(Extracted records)
— START —

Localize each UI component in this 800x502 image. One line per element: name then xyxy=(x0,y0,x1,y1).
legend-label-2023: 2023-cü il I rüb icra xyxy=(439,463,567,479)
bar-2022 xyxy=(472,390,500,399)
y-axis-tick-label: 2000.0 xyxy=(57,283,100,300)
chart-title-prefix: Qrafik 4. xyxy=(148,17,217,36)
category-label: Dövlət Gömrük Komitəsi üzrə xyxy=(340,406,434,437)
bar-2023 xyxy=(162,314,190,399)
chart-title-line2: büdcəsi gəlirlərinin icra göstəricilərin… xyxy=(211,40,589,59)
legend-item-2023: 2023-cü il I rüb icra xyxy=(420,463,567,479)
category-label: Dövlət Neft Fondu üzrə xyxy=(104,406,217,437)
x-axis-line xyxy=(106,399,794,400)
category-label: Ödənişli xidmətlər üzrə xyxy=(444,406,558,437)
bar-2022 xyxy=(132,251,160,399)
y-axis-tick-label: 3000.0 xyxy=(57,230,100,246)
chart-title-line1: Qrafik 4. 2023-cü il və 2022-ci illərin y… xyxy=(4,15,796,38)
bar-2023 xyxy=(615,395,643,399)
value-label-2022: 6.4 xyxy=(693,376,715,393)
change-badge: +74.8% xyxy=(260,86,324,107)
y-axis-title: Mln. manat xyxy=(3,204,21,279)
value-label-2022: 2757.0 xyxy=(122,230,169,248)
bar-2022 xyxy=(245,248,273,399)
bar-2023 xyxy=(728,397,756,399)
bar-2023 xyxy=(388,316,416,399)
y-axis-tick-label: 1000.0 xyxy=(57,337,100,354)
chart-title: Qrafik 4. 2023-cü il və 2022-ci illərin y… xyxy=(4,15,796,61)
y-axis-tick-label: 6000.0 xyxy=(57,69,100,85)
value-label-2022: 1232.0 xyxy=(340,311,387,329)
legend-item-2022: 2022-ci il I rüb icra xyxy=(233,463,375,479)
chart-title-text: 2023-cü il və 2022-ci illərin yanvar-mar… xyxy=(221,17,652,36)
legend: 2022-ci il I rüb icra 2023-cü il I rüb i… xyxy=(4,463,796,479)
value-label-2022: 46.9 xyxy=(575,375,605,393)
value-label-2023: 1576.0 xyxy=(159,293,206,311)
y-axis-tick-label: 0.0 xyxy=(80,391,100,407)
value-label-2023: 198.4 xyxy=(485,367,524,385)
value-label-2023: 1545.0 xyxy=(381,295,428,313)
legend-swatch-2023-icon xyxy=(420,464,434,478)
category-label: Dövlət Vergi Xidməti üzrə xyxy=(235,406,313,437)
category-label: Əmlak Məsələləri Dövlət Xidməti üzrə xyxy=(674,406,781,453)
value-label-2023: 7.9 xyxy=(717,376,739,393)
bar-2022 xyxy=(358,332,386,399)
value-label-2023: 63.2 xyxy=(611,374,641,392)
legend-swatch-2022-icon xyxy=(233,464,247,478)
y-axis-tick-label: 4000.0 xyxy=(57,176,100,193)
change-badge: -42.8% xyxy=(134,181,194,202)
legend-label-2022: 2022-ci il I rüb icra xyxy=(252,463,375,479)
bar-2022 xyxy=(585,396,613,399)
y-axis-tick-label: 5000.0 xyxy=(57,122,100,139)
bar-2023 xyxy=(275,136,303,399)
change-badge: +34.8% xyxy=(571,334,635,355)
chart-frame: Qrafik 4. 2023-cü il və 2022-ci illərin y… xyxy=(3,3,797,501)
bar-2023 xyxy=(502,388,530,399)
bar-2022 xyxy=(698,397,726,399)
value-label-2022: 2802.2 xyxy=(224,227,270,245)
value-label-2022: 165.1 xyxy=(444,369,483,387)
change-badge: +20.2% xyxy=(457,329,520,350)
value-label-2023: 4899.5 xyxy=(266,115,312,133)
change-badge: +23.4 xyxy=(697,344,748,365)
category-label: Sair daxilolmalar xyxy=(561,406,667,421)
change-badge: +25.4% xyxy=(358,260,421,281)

— END —

▶ [THE PROBLEM] Print every line of the material above word for word, with nothing left out or changed.

▶ [THE SOLUTION]
Localize each UI component in this 800x502 image. One line per element: name then xyxy=(x0,y0,x1,y1).
legend-label-2023: 2023-cü il I rüb icra xyxy=(439,463,567,479)
bar-2022 xyxy=(472,390,500,399)
y-axis-tick-label: 2000.0 xyxy=(57,283,100,300)
chart-title-prefix: Qrafik 4. xyxy=(148,17,217,36)
category-label: Dövlət Gömrük Komitəsi üzrə xyxy=(340,406,434,437)
bar-2023 xyxy=(162,314,190,399)
chart-title-line2: büdcəsi gəlirlərinin icra göstəricilərin… xyxy=(211,40,589,59)
legend-item-2023: 2023-cü il I rüb icra xyxy=(420,463,567,479)
category-label: Dövlət Neft Fondu üzrə xyxy=(104,406,217,437)
x-axis-line xyxy=(106,399,794,400)
category-label: Ödənişli xidmətlər üzrə xyxy=(444,406,558,437)
bar-2022 xyxy=(132,251,160,399)
y-axis-tick-label: 3000.0 xyxy=(57,230,100,246)
chart-title-line1: Qrafik 4. 2023-cü il və 2022-ci illərin y… xyxy=(4,15,796,38)
bar-2023 xyxy=(615,395,643,399)
value-label-2022: 6.4 xyxy=(693,376,715,393)
change-badge: +74.8% xyxy=(260,86,324,107)
y-axis-title: Mln. manat xyxy=(3,204,21,279)
value-label-2022: 2757.0 xyxy=(122,230,169,248)
bar-2022 xyxy=(245,248,273,399)
bar-2023 xyxy=(728,397,756,399)
bar-2023 xyxy=(388,316,416,399)
y-axis-tick-label: 1000.0 xyxy=(57,337,100,354)
chart-title: Qrafik 4. 2023-cü il və 2022-ci illərin y… xyxy=(4,15,796,61)
y-axis-tick-label: 6000.0 xyxy=(57,69,100,85)
value-label-2022: 1232.0 xyxy=(340,311,387,329)
legend-item-2022: 2022-ci il I rüb icra xyxy=(233,463,375,479)
chart-title-text: 2023-cü il və 2022-ci illərin yanvar-mar… xyxy=(221,17,652,36)
legend: 2022-ci il I rüb icra 2023-cü il I rüb i… xyxy=(4,463,796,479)
value-label-2022: 46.9 xyxy=(575,375,605,393)
value-label-2023: 1576.0 xyxy=(159,293,206,311)
y-axis-tick-label: 0.0 xyxy=(80,391,100,407)
value-label-2023: 198.4 xyxy=(485,367,524,385)
value-label-2023: 1545.0 xyxy=(381,295,428,313)
legend-swatch-2023-icon xyxy=(420,464,434,478)
category-label: Dövlət Vergi Xidməti üzrə xyxy=(235,406,313,437)
category-label: Əmlak Məsələləri Dövlət Xidməti üzrə xyxy=(674,406,781,453)
value-label-2023: 7.9 xyxy=(717,376,739,393)
bar-2022 xyxy=(358,332,386,399)
value-label-2023: 63.2 xyxy=(611,374,641,392)
legend-swatch-2022-icon xyxy=(233,464,247,478)
y-axis-tick-label: 4000.0 xyxy=(57,176,100,193)
change-badge: -42.8% xyxy=(134,181,194,202)
legend-label-2022: 2022-ci il I rüb icra xyxy=(252,463,375,479)
bar-2022 xyxy=(585,396,613,399)
y-axis-tick-label: 5000.0 xyxy=(57,122,100,139)
bar-2023 xyxy=(275,136,303,399)
change-badge: +34.8% xyxy=(571,334,635,355)
chart-frame: Qrafik 4. 2023-cü il və 2022-ci illərin y… xyxy=(3,3,797,501)
bar-2023 xyxy=(502,388,530,399)
bar-2022 xyxy=(698,397,726,399)
value-label-2022: 2802.2 xyxy=(224,227,270,245)
value-label-2022: 165.1 xyxy=(444,369,483,387)
change-badge: +20.2% xyxy=(457,329,520,350)
value-label-2023: 4899.5 xyxy=(266,115,312,133)
change-badge: +23.4 xyxy=(697,344,748,365)
category-label: Sair daxilolmalar xyxy=(561,406,667,421)
change-badge: +25.4% xyxy=(358,260,421,281)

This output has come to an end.